Read the records below. Copy each line where the string "text" occurs.

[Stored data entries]
• • •

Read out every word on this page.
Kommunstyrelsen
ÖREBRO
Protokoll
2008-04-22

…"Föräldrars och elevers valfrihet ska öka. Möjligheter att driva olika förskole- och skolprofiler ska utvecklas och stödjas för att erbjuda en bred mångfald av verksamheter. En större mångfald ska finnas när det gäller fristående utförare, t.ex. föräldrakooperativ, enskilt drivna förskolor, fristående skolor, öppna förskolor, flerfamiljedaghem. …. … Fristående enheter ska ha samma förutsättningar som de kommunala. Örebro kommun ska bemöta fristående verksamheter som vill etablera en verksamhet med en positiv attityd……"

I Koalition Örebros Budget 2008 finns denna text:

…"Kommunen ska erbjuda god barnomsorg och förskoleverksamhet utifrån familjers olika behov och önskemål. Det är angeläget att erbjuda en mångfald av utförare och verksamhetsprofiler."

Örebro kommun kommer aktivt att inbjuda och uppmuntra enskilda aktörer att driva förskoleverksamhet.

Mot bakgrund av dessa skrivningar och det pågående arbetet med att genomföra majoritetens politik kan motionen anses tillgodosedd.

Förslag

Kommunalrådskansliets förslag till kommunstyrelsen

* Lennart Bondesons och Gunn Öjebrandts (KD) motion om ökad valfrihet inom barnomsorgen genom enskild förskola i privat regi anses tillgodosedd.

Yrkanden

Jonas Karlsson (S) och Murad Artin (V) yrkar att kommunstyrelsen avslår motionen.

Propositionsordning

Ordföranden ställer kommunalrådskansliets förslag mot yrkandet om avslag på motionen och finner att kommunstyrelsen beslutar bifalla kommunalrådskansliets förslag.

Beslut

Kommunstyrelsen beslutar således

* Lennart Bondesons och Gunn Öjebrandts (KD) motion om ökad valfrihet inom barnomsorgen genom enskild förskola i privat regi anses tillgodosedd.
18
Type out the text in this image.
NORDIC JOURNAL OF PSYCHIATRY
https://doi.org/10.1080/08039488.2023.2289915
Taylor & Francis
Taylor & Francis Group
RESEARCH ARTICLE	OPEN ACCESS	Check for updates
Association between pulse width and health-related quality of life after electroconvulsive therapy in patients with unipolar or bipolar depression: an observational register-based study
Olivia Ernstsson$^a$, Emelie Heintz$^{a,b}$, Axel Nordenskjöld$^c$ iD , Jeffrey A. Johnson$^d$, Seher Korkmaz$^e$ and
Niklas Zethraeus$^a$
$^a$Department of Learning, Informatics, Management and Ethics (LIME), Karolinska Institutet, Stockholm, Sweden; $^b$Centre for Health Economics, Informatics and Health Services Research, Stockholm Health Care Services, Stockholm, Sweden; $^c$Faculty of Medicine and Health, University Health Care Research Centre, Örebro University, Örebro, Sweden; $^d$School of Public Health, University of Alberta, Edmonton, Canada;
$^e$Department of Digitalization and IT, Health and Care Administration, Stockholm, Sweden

• • •

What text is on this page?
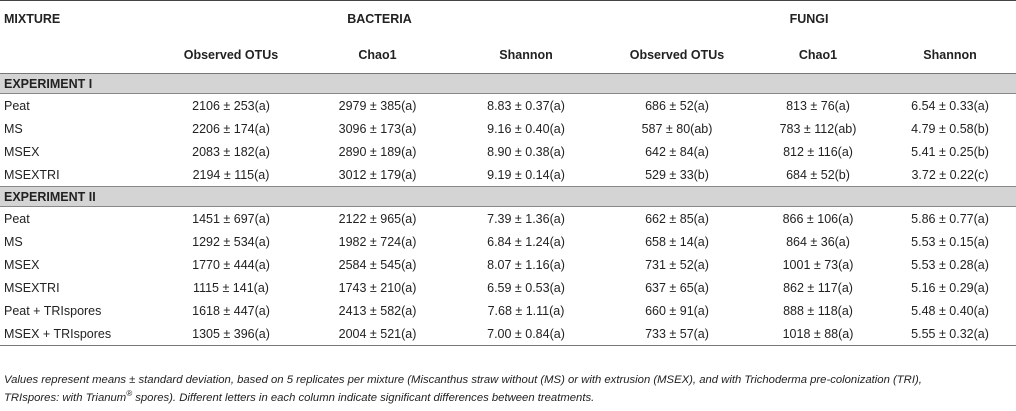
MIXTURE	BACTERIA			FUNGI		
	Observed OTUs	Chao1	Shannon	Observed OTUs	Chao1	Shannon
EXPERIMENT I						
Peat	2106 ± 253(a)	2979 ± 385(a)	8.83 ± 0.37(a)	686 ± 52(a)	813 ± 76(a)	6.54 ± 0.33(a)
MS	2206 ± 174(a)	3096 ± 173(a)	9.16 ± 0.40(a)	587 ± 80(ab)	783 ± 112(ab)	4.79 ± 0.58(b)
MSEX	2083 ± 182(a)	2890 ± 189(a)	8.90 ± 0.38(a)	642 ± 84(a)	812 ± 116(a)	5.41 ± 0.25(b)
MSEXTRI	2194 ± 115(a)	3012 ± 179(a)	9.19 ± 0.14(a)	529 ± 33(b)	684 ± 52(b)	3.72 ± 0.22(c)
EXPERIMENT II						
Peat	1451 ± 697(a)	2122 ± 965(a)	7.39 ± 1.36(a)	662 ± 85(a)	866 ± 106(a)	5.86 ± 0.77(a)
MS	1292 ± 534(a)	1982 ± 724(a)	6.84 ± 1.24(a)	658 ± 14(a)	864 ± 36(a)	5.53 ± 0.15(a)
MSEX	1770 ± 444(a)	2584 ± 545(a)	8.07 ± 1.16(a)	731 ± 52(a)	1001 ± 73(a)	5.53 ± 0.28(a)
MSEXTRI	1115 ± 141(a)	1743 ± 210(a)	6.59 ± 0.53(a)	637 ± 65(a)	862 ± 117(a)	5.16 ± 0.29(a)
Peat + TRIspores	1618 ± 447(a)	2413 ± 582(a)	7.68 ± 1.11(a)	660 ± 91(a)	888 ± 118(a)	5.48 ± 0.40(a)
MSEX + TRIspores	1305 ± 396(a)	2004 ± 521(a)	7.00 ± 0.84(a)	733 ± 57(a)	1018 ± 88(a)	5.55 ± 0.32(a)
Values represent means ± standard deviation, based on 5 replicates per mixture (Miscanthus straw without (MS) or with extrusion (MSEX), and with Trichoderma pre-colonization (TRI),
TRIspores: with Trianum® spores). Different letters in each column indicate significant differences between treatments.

• • •

◆ Solved exercise:
I Koalition Örebros Budget 2008 finns denna text:
Type out the text in this image.
What text is on this page?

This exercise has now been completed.